- SHORT PROBLEM
Look for "gebratenem" in each line of the entries, and return the matching lines.

- MATERIAL
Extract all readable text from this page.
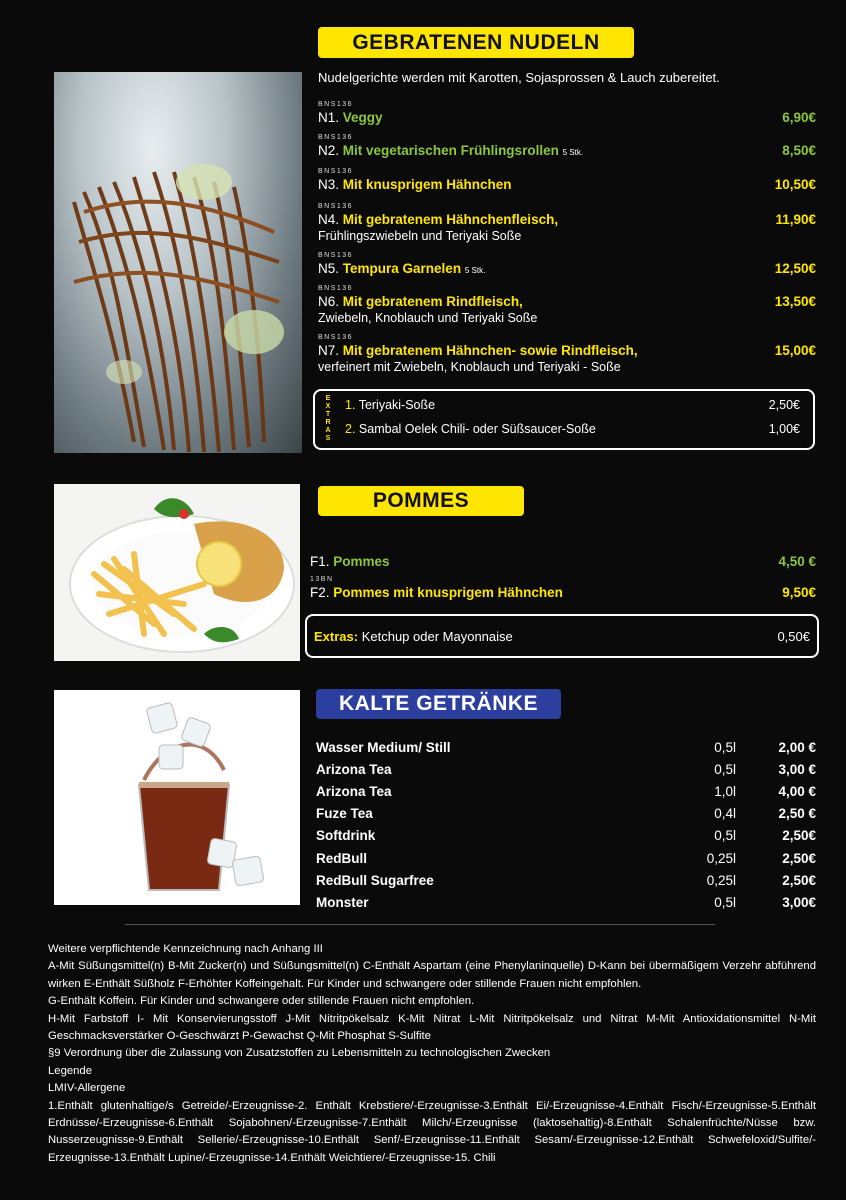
GEBRATENEN NUDELN
Nudelgerichte werden mit Karotten, Sojasprossen & Lauch zubereitet.
BNS136
N1. Veggy	6,90€
BNS136
N2. Mit vegetarischen Frühlingsrollen 5 Stk.	8,50€
BNS136
N3. Mit knusprigem Hähnchen	10,50€
BNS136
N4. Mit gebratenem Hähnchenfleisch,	11,90€
Frühlingszwiebeln und Teriyaki Soße
BNS136
N5. Tempura Garnelen 5 Stk.	12,50€
BNS136
N6. Mit gebratenem Rindfleisch,	13,50€
Zwiebeln, Knoblauch und Teriyaki Soße
BNS136
N7. Mit gebratenem Hähnchen- sowie Rindfleisch,	15,00€
verfeinert mit Zwiebeln, Knoblauch und Teriyaki - Soße
EXTRAS
1. Teriyaki-Soße	2,50€
2. Sambal Oelek Chili- oder Süßsaucer-Soße	1,00€
POMMES
F1. Pommes	4,50 €
13BN
F2. Pommes mit knusprigem Hähnchen	9,50€
Extras: Ketchup oder Mayonnaise	0,50€
KALTE GETRÄNKE
Wasser Medium/ Still	0,5l	2,00 €
Arizona Tea	0,5l	3,00 €
Arizona Tea	1,0l	4,00 €
Fuze Tea	0,4l	2,50 €
Softdrink	0,5l	2,50€
RedBull	0,25l	2,50€
RedBull Sugarfree	0,25l	2,50€
Monster	0,5l	3,00€
Weitere verpflichtende Kennzeichnung nach Anhang III
A-Mit Süßungsmittel(n) B-Mit Zucker(n) und Süßungsmittel(n) C-Enthält Aspartam (eine Phenylaninquelle) D-Kann bei übermäßigem Verzehr abführend wirken E-Enthält Süßholz F-Erhöhter Koffeingehalt. Für Kinder und schwangere oder stillende Frauen nicht empfohlen.
G-Enthält Koffein. Für Kinder und schwangere oder stillende Frauen nicht empfohlen.
H-Mit Farbstoff I- Mit Konservierungsstoff J-Mit Nitritpökelsalz K-Mit Nitrat L-Mit Nitritpökelsalz und Nitrat M-Mit Antioxidationsmittel N-Mit Geschmacksverstärker O-Geschwärzt P-Gewachst Q-Mit Phosphat S-Sulfite
§9 Verordnung über die Zulassung von Zusatzstoffen zu Lebensmitteln zu technologischen Zwecken
Legende
LMIV-Allergene
1.Enthält glutenhaltige/s Getreide/-Erzeugnisse-2. Enthält Krebstiere/-Erzeugnisse-3.Enthält Ei/-Erzeugnisse-4.Enthält Fisch/-Erzeugnisse-5.Enthält Erdnüsse/-Erzeugnisse-6.Enthält Sojabohnen/-Erzeugnisse-7.Enthält Milch/-Erzeugnisse (laktosehaltig)-8.Enthält Schalenfrüchte/Nüsse bzw. Nusserzeugnisse-9.Enthält Sellerie/-Erzeugnisse-10.Enthält Senf/-Erzeugnisse-11.Enthält Sesam/-Erzeugnisse-12.Enthält Schwefeloxid/Sulfite/-Erzeugnisse-13.Enthält Lupine/-Erzeugnisse-14.Enthält Weichtiere/-Erzeugnisse-15. Chili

- OUTPUT OF THE TASK
N4. Mit gebratenem Hähnchenfleisch,	11,90€
N6. Mit gebratenem Rindfleisch,	13,50€
N7. Mit gebratenem Hähnchen- sowie Rindfleisch,	15,00€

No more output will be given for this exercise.